* THE EXERCISE
Reproduce every entry exactly, without alteration.

* SUPPLIED DATA
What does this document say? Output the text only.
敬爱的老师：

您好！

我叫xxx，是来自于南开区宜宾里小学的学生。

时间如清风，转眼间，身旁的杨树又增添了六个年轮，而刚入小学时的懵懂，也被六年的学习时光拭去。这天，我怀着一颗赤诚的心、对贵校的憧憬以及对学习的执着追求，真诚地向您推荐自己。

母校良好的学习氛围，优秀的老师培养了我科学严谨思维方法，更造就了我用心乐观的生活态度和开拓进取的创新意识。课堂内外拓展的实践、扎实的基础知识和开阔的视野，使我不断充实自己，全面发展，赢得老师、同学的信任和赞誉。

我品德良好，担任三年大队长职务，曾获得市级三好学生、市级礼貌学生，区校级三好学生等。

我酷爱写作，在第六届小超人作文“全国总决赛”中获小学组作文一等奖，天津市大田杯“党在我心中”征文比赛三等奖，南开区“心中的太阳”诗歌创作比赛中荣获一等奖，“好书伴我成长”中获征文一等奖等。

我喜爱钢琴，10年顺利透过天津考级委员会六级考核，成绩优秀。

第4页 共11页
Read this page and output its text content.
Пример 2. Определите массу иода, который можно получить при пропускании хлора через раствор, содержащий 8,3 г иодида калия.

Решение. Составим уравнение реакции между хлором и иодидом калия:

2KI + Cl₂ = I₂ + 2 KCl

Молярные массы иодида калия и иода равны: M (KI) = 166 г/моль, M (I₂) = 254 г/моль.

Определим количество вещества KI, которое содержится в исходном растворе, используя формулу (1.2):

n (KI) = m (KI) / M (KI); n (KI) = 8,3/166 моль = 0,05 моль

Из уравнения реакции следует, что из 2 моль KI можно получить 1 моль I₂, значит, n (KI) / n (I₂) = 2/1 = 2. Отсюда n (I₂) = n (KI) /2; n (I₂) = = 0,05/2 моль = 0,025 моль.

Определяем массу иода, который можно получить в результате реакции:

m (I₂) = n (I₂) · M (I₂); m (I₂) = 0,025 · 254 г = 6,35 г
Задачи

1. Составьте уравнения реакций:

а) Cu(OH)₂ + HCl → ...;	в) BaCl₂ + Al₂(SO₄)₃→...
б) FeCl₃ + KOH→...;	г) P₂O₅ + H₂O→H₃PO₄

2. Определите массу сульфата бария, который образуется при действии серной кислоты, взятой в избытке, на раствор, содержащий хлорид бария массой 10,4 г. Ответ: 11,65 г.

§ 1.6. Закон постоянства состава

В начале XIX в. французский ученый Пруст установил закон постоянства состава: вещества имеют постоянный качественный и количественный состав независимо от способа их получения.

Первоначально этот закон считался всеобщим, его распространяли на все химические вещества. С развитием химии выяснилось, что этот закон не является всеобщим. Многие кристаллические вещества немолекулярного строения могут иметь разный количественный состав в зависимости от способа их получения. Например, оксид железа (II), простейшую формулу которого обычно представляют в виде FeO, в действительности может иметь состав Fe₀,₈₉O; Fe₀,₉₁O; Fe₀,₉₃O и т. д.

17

* TASK OUTPUT
What does this document say? Output the text only.
敬爱的老师：

您好！

我叫xxx，是来自于南开区宜宾里小学的学生。

时间如清风，转眼间，身旁的杨树又增添了六个年轮，而刚入小学时的懵懂，也被六年的学习时光拭去。这天，我怀着一颗赤诚的心、对贵校的憧憬以及对学习的执着追求，真诚地向您推荐自己。

母校良好的学习氛围，优秀的老师培养了我科学严谨思维方法，更造就了我用心乐观的生活态度和开拓进取的创新意识。课堂内外拓展的实践、扎实的基础知识和开阔的视野，使我不断充实自己，全面发展，赢得老师、同学的信任和赞誉。

我品德良好，担任三年大队长职务，曾获得市级三好学生、市级礼貌学生，区校级三好学生等。

我酷爱写作，在第六届小超人作文“全国总决赛”中获小学组作文一等奖，天津市大田杯“党在我心中”征文比赛三等奖，南开区“心中的太阳”诗歌创作比赛中荣获一等奖，“好书伴我成长”中获征文一等奖等。

我喜爱钢琴，10年顺利透过天津考级委员会六级考核，成绩优秀。

第4页 共11页
Read this page and output its text content.
Пример 2. Определите массу иода, который можно получить при пропускании хлора через раствор, содержащий 8,3 г иодида калия.

Решение. Составим уравнение реакции между хлором и иодидом калия:

2KI + Cl₂ = I₂ + 2 KCl

Молярные массы иодида калия и иода равны: M (KI) = 166 г/моль, M (I₂) = 254 г/моль.

Определим количество вещества KI, которое содержится в исходном растворе, используя формулу (1.2):

n (KI) = m (KI) / M (KI); n (KI) = 8,3/166 моль = 0,05 моль

Из уравнения реакции следует, что из 2 моль KI можно получить 1 моль I₂, значит, n (KI) / n (I₂) = 2/1 = 2. Отсюда n (I₂) = n (KI) /2; n (I₂) = = 0,05/2 моль = 0,025 моль.

Определяем массу иода, который можно получить в результате реакции:

m (I₂) = n (I₂) · M (I₂); m (I₂) = 0,025 · 254 г = 6,35 г
Задачи

1. Составьте уравнения реакций:

а) Cu(OH)₂ + HCl → ...;	в) BaCl₂ + Al₂(SO₄)₃→...
б) FeCl₃ + KOH→...;	г) P₂O₅ + H₂O→H₃PO₄

2. Определите массу сульфата бария, который образуется при действии серной кислоты, взятой в избытке, на раствор, содержащий хлорид бария массой 10,4 г. Ответ: 11,65 г.

§ 1.6. Закон постоянства состава

В начале XIX в. французский ученый Пруст установил закон постоянства состава: вещества имеют постоянный качественный и количественный состав независимо от способа их получения.

Первоначально этот закон считался всеобщим, его распространяли на все химические вещества. С развитием химии выяснилось, что этот закон не является всеобщим. Многие кристаллические вещества немолекулярного строения могут иметь разный количественный состав в зависимости от способа их получения. Например, оксид железа (II), простейшую формулу которого обычно представляют в виде FeO, в действительности может иметь состав Fe₀,₈₉O; Fe₀,₉₁O; Fe₀,₉₃O и т. д.

17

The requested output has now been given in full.